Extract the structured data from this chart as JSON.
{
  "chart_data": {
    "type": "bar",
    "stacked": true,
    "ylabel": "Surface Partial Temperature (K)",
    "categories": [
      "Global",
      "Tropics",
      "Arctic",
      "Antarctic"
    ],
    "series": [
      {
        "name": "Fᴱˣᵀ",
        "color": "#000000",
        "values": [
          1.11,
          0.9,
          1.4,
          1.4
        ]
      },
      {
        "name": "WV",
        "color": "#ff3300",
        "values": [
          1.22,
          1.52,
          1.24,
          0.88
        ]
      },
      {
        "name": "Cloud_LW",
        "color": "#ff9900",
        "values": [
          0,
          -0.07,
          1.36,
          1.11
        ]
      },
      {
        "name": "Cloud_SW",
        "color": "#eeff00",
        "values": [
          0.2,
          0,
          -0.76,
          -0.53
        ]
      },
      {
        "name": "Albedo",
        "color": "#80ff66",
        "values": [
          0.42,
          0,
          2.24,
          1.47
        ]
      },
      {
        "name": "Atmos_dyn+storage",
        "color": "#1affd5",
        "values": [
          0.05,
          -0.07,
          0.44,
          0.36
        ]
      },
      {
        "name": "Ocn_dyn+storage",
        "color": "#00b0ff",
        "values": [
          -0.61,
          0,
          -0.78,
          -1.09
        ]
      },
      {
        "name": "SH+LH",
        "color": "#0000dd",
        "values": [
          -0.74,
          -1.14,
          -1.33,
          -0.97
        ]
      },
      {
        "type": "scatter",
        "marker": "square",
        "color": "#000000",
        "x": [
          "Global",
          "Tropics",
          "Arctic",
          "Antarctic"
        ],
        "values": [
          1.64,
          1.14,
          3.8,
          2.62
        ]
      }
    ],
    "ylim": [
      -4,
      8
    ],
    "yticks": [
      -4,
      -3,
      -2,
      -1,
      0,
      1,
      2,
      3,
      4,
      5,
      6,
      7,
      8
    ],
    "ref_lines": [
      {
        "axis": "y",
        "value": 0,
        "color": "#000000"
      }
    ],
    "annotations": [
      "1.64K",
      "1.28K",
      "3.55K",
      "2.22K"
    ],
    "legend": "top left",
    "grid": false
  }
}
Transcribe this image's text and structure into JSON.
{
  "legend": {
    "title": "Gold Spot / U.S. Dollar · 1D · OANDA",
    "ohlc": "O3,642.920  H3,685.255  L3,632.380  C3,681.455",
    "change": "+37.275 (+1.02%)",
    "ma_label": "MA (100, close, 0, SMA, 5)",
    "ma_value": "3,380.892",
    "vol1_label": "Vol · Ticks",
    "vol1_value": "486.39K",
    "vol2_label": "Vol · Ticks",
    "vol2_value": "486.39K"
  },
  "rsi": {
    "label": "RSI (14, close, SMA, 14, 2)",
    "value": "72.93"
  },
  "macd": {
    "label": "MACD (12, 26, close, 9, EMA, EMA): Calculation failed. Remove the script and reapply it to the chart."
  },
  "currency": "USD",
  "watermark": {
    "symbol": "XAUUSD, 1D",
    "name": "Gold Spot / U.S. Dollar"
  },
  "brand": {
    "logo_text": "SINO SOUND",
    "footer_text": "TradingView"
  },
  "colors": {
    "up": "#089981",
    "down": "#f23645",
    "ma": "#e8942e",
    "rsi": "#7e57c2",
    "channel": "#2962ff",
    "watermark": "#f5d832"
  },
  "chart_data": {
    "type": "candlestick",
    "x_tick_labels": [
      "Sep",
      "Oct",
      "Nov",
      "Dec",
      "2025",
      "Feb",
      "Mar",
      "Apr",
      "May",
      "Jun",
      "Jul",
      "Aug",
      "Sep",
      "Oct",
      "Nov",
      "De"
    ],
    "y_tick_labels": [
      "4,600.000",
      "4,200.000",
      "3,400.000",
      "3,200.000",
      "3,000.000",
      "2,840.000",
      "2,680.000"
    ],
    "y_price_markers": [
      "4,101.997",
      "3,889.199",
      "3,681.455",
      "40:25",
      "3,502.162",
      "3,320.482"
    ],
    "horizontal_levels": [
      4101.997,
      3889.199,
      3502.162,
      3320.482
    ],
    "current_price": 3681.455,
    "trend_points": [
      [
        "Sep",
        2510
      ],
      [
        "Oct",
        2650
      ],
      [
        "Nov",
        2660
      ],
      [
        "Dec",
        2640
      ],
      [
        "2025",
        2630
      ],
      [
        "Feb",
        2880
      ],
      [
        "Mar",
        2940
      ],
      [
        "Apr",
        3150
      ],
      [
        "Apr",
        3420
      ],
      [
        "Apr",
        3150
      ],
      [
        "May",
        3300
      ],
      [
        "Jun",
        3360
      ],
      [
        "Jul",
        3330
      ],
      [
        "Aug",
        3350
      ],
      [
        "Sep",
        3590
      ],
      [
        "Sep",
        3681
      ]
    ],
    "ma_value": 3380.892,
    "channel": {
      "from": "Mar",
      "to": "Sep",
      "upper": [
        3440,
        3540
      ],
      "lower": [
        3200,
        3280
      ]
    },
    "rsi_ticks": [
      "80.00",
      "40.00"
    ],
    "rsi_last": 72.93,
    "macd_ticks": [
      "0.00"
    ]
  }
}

※

Send back each record exactly as it stands.

» **RESPONSE TO THE TASK**
Extract the structured data from this chart as JSON.
{
  "chart_data": {
    "type": "bar",
    "stacked": true,
    "ylabel": "Surface Partial Temperature (K)",
    "categories": [
      "Global",
      "Tropics",
      "Arctic",
      "Antarctic"
    ],
    "series": [
      {
        "name": "Fᴱˣᵀ",
        "color": "#000000",
        "values": [
          1.11,
          0.9,
          1.4,
          1.4
        ]
      },
      {
        "name": "WV",
        "color": "#ff3300",
        "values": [
          1.22,
          1.52,
          1.24,
          0.88
        ]
      },
      {
        "name": "Cloud_LW",
        "color": "#ff9900",
        "values": [
          0,
          -0.07,
          1.36,
          1.11
        ]
      },
      {
        "name": "Cloud_SW",
        "color": "#eeff00",
        "values": [
          0.2,
          0,
          -0.76,
          -0.53
        ]
      },
      {
        "name": "Albedo",
        "color": "#80ff66",
        "values": [
          0.42,
          0,
          2.24,
          1.47
        ]
      },
      {
        "name": "Atmos_dyn+storage",
        "color": "#1affd5",
        "values": [
          0.05,
          -0.07,
          0.44,
          0.36
        ]
      },
      {
        "name": "Ocn_dyn+storage",
        "color": "#00b0ff",
        "values": [
          -0.61,
          0,
          -0.78,
          -1.09
        ]
      },
      {
        "name": "SH+LH",
        "color": "#0000dd",
        "values": [
          -0.74,
          -1.14,
          -1.33,
          -0.97
        ]
      },
      {
        "type": "scatter",
        "marker": "square",
        "color": "#000000",
        "x": [
          "Global",
          "Tropics",
          "Arctic",
          "Antarctic"
        ],
        "values": [
          1.64,
          1.14,
          3.8,
          2.62
        ]
      }
    ],
    "ylim": [
      -4,
      8
    ],
    "yticks": [
      -4,
      -3,
      -2,
      -1,
      0,
      1,
      2,
      3,
      4,
      5,
      6,
      7,
      8
    ],
    "ref_lines": [
      {
        "axis": "y",
        "value": 0,
        "color": "#000000"
      }
    ],
    "annotations": [
      "1.64K",
      "1.28K",
      "3.55K",
      "2.22K"
    ],
    "legend": "top left",
    "grid": false
  }
}
Transcribe this image's text and structure into JSON.
{
  "legend": {
    "title": "Gold Spot / U.S. Dollar · 1D · OANDA",
    "ohlc": "O3,642.920  H3,685.255  L3,632.380  C3,681.455",
    "change": "+37.275 (+1.02%)",
    "ma_label": "MA (100, close, 0, SMA, 5)",
    "ma_value": "3,380.892",
    "vol1_label": "Vol · Ticks",
    "vol1_value": "486.39K",
    "vol2_label": "Vol · Ticks",
    "vol2_value": "486.39K"
  },
  "rsi": {
    "label": "RSI (14, close, SMA, 14, 2)",
    "value": "72.93"
  },
  "macd": {
    "label": "MACD (12, 26, close, 9, EMA, EMA): Calculation failed. Remove the script and reapply it to the chart."
  },
  "currency": "USD",
  "watermark": {
    "symbol": "XAUUSD, 1D",
    "name": "Gold Spot / U.S. Dollar"
  },
  "brand": {
    "logo_text": "SINO SOUND",
    "footer_text": "TradingView"
  },
  "colors": {
    "up": "#089981",
    "down": "#f23645",
    "ma": "#e8942e",
    "rsi": "#7e57c2",
    "channel": "#2962ff",
    "watermark": "#f5d832"
  },
  "chart_data": {
    "type": "candlestick",
    "x_tick_labels": [
      "Sep",
      "Oct",
      "Nov",
      "Dec",
      "2025",
      "Feb",
      "Mar",
      "Apr",
      "May",
      "Jun",
      "Jul",
      "Aug",
      "Sep",
      "Oct",
      "Nov",
      "De"
    ],
    "y_tick_labels": [
      "4,600.000",
      "4,200.000",
      "3,400.000",
      "3,200.000",
      "3,000.000",
      "2,840.000",
      "2,680.000"
    ],
    "y_price_markers": [
      "4,101.997",
      "3,889.199",
      "3,681.455",
      "40:25",
      "3,502.162",
      "3,320.482"
    ],
    "horizontal_levels": [
      4101.997,
      3889.199,
      3502.162,
      3320.482
    ],
    "current_price": 3681.455,
    "trend_points": [
      [
        "Sep",
        2510
      ],
      [
        "Oct",
        2650
      ],
      [
        "Nov",
        2660
      ],
      [
        "Dec",
        2640
      ],
      [
        "2025",
        2630
      ],
      [
        "Feb",
        2880
      ],
      [
        "Mar",
        2940
      ],
      [
        "Apr",
        3150
      ],
      [
        "Apr",
        3420
      ],
      [
        "Apr",
        3150
      ],
      [
        "May",
        3300
      ],
      [
        "Jun",
        3360
      ],
      [
        "Jul",
        3330
      ],
      [
        "Aug",
        3350
      ],
      [
        "Sep",
        3590
      ],
      [
        "Sep",
        3681
      ]
    ],
    "ma_value": 3380.892,
    "channel": {
      "from": "Mar",
      "to": "Sep",
      "upper": [
        3440,
        3540
      ],
      "lower": [
        3200,
        3280
      ]
    },
    "rsi_ticks": [
      "80.00",
      "40.00"
    ],
    "rsi_last": 72.93,
    "macd_ticks": [
      "0.00"
    ]
  }
}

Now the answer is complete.